— GIVEN TASK —
Search the data for the string "screenshot" and extract every line where it appears.

── DATA ENTRIES

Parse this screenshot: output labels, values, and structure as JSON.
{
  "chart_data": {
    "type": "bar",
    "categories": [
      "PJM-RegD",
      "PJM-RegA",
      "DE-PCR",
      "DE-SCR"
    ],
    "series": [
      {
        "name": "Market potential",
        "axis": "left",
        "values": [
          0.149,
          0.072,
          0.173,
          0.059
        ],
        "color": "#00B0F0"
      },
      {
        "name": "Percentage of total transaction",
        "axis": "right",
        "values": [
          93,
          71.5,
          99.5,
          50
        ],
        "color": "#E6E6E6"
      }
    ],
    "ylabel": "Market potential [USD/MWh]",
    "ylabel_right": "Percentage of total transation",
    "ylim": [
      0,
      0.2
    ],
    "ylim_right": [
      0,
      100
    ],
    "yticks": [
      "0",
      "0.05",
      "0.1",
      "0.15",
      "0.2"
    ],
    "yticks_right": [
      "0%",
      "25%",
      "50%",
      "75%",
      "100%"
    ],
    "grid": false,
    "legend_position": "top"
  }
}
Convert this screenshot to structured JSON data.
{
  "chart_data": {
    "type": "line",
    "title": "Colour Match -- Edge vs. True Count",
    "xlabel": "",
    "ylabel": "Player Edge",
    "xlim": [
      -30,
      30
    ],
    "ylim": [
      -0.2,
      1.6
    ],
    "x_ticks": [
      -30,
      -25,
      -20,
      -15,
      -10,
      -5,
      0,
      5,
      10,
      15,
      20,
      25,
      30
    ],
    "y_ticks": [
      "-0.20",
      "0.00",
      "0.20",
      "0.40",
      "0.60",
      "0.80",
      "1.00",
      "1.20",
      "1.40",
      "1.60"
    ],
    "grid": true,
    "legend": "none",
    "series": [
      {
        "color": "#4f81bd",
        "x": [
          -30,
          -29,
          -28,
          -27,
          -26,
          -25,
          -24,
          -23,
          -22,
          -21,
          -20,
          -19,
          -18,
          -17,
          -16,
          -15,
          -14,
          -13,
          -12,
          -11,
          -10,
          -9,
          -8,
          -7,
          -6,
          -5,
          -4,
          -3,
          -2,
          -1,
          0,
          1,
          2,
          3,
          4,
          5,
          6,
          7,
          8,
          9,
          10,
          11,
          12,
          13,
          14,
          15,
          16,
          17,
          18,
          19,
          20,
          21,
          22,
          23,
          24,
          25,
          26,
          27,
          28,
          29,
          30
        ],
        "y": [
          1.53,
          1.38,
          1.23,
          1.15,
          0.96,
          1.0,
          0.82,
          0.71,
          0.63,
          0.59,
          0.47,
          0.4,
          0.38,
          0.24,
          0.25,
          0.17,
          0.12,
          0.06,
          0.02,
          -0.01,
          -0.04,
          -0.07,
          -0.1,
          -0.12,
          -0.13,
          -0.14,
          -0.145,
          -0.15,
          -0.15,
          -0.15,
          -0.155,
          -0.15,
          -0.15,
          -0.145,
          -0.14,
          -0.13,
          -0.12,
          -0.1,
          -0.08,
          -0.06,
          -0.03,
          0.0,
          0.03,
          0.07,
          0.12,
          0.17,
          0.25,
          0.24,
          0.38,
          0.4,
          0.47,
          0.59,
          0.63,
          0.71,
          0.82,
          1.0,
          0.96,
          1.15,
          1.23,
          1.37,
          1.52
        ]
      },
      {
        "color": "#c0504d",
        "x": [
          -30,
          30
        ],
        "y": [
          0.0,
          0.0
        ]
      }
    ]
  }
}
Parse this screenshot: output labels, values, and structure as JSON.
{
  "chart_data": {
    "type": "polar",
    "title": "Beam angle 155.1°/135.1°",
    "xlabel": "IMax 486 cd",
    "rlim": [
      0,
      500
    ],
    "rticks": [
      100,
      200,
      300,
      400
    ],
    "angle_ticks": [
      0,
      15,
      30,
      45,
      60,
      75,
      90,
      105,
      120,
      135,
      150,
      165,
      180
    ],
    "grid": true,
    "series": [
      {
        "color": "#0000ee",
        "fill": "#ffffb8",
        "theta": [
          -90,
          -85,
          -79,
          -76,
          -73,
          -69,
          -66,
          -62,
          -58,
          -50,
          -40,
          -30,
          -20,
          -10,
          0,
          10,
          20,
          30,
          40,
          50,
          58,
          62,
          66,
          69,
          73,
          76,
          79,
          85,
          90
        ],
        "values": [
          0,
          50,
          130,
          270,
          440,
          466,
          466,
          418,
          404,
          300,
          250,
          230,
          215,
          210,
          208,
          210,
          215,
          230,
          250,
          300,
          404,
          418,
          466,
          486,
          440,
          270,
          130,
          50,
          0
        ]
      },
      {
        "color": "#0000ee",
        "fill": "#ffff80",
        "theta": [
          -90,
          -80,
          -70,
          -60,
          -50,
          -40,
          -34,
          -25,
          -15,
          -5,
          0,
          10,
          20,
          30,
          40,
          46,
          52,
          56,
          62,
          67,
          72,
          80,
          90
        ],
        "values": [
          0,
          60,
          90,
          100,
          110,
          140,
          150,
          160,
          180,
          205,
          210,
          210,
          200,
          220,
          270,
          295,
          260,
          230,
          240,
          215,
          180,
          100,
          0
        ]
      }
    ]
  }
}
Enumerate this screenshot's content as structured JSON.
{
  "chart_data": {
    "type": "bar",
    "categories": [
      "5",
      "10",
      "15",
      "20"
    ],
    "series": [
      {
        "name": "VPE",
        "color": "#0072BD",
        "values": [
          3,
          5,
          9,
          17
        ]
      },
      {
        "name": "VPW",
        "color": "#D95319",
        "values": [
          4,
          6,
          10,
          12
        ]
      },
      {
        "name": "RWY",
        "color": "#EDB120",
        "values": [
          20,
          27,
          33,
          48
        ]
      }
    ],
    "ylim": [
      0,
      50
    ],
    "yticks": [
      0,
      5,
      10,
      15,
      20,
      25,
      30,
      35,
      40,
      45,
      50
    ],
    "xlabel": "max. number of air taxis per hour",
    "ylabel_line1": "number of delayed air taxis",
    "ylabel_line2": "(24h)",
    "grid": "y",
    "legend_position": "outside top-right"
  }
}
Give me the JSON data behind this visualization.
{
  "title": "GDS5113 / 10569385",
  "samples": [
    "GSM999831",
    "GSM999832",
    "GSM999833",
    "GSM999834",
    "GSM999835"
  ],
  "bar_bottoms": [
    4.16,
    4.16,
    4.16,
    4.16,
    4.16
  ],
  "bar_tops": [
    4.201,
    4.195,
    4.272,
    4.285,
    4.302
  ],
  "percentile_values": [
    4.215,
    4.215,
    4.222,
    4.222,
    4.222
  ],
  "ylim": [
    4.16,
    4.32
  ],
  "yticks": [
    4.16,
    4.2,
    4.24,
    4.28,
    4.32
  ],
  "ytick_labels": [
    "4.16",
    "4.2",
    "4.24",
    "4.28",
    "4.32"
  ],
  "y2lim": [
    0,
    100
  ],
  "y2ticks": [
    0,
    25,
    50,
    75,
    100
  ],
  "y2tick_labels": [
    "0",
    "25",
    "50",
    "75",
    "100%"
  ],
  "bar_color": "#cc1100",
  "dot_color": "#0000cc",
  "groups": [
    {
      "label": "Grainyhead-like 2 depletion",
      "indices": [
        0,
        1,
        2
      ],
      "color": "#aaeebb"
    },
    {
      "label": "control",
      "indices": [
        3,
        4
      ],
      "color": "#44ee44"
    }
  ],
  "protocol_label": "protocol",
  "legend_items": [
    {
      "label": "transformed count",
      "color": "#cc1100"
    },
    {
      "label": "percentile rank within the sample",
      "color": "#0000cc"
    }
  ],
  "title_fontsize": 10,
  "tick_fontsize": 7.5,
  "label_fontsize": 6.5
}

────

— FINISHED EXERCISE —
Parse this screenshot: output labels, values, and structure as JSON.
Convert this screenshot to structured JSON data.
Parse this screenshot: output labels, values, and structure as JSON.
Enumerate this screenshot's content as structured JSON.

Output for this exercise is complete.